==== RECORD EXTRACTS

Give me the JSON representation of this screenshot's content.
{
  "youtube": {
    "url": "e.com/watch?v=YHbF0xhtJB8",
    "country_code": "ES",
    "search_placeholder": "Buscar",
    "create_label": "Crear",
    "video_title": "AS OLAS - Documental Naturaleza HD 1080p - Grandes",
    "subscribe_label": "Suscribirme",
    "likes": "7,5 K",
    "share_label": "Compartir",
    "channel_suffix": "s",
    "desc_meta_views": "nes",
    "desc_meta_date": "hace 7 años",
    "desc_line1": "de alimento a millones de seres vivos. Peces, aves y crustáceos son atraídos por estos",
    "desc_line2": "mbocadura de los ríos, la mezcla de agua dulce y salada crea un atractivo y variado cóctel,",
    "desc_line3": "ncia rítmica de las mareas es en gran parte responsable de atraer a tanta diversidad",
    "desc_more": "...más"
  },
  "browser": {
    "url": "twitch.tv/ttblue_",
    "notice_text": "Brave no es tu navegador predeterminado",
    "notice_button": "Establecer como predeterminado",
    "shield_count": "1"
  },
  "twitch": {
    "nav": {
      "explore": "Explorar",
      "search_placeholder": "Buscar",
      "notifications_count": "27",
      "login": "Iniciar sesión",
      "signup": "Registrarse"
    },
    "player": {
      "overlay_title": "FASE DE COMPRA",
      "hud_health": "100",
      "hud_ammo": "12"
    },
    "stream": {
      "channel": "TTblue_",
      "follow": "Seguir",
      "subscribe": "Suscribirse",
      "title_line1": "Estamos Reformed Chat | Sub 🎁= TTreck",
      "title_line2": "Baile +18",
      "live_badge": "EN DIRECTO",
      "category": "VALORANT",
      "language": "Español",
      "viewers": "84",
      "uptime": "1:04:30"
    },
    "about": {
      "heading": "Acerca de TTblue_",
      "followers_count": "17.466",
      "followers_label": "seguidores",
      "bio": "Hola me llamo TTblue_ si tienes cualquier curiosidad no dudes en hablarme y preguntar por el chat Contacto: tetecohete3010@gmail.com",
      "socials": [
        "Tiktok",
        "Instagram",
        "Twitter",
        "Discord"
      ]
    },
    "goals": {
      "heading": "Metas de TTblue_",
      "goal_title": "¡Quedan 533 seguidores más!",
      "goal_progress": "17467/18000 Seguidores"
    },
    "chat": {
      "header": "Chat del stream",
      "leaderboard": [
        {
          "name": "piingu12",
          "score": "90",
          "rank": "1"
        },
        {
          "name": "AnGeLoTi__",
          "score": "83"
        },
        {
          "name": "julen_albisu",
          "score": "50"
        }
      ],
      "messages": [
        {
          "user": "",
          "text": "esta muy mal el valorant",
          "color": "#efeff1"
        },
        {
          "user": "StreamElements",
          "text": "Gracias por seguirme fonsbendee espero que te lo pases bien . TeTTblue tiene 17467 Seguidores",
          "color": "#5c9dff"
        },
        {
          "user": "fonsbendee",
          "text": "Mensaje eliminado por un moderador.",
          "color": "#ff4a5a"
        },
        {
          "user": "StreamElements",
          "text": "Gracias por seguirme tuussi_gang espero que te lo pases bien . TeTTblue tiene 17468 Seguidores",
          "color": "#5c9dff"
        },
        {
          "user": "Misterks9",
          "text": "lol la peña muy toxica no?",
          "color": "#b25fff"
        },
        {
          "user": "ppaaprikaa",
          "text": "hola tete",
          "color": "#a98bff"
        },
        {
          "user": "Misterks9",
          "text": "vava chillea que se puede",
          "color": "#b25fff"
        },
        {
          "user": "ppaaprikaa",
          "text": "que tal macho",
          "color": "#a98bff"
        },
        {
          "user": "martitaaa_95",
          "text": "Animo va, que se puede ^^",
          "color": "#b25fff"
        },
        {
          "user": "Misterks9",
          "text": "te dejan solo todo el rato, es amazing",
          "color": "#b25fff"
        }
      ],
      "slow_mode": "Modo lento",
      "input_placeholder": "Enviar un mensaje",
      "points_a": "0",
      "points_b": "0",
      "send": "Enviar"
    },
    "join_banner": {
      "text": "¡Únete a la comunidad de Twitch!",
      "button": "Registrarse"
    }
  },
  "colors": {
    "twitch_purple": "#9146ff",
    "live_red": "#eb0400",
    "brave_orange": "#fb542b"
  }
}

========

- **EXERCISE DESCRIPTION**: Above are some records. Print them all exactly.

- **FINISHED TASK**:
Give me the JSON representation of this screenshot's content.
{
  "youtube": {
    "url": "e.com/watch?v=YHbF0xhtJB8",
    "country_code": "ES",
    "search_placeholder": "Buscar",
    "create_label": "Crear",
    "video_title": "AS OLAS - Documental Naturaleza HD 1080p - Grandes",
    "subscribe_label": "Suscribirme",
    "likes": "7,5 K",
    "share_label": "Compartir",
    "channel_suffix": "s",
    "desc_meta_views": "nes",
    "desc_meta_date": "hace 7 años",
    "desc_line1": "de alimento a millones de seres vivos. Peces, aves y crustáceos son atraídos por estos",
    "desc_line2": "mbocadura de los ríos, la mezcla de agua dulce y salada crea un atractivo y variado cóctel,",
    "desc_line3": "ncia rítmica de las mareas es en gran parte responsable de atraer a tanta diversidad",
    "desc_more": "...más"
  },
  "browser": {
    "url": "twitch.tv/ttblue_",
    "notice_text": "Brave no es tu navegador predeterminado",
    "notice_button": "Establecer como predeterminado",
    "shield_count": "1"
  },
  "twitch": {
    "nav": {
      "explore": "Explorar",
      "search_placeholder": "Buscar",
      "notifications_count": "27",
      "login": "Iniciar sesión",
      "signup": "Registrarse"
    },
    "player": {
      "overlay_title": "FASE DE COMPRA",
      "hud_health": "100",
      "hud_ammo": "12"
    },
    "stream": {
      "channel": "TTblue_",
      "follow": "Seguir",
      "subscribe": "Suscribirse",
      "title_line1": "Estamos Reformed Chat | Sub 🎁= TTreck",
      "title_line2": "Baile +18",
      "live_badge": "EN DIRECTO",
      "category": "VALORANT",
      "language": "Español",
      "viewers": "84",
      "uptime": "1:04:30"
    },
    "about": {
      "heading": "Acerca de TTblue_",
      "followers_count": "17.466",
      "followers_label": "seguidores",
      "bio": "Hola me llamo TTblue_ si tienes cualquier curiosidad no dudes en hablarme y preguntar por el chat Contacto: tetecohete3010@gmail.com",
      "socials": [
        "Tiktok",
        "Instagram",
        "Twitter",
        "Discord"
      ]
    },
    "goals": {
      "heading": "Metas de TTblue_",
      "goal_title": "¡Quedan 533 seguidores más!",
      "goal_progress": "17467/18000 Seguidores"
    },
    "chat": {
      "header": "Chat del stream",
      "leaderboard": [
        {
          "name": "piingu12",
          "score": "90",
          "rank": "1"
        },
        {
          "name": "AnGeLoTi__",
          "score": "83"
        },
        {
          "name": "julen_albisu",
          "score": "50"
        }
      ],
      "messages": [
        {
          "user": "",
          "text": "esta muy mal el valorant",
          "color": "#efeff1"
        },
        {
          "user": "StreamElements",
          "text": "Gracias por seguirme fonsbendee espero que te lo pases bien . TeTTblue tiene 17467 Seguidores",
          "color": "#5c9dff"
        },
        {
          "user": "fonsbendee",
          "text": "Mensaje eliminado por un moderador.",
          "color": "#ff4a5a"
        },
        {
          "user": "StreamElements",
          "text": "Gracias por seguirme tuussi_gang espero que te lo pases bien . TeTTblue tiene 17468 Seguidores",
          "color": "#5c9dff"
        },
        {
          "user": "Misterks9",
          "text": "lol la peña muy toxica no?",
          "color": "#b25fff"
        },
        {
          "user": "ppaaprikaa",
          "text": "hola tete",
          "color": "#a98bff"
        },
        {
          "user": "Misterks9",
          "text": "vava chillea que se puede",
          "color": "#b25fff"
        },
        {
          "user": "ppaaprikaa",
          "text": "que tal macho",
          "color": "#a98bff"
        },
        {
          "user": "martitaaa_95",
          "text": "Animo va, que se puede ^^",
          "color": "#b25fff"
        },
        {
          "user": "Misterks9",
          "text": "te dejan solo todo el rato, es amazing",
          "color": "#b25fff"
        }
      ],
      "slow_mode": "Modo lento",
      "input_placeholder": "Enviar un mensaje",
      "points_a": "0",
      "points_b": "0",
      "send": "Enviar"
    },
    "join_banner": {
      "text": "¡Únete a la comunidad de Twitch!",
      "button": "Registrarse"
    }
  },
  "colors": {
    "twitch_purple": "#9146ff",
    "live_red": "#eb0400",
    "brave_orange": "#fb542b"
  }
}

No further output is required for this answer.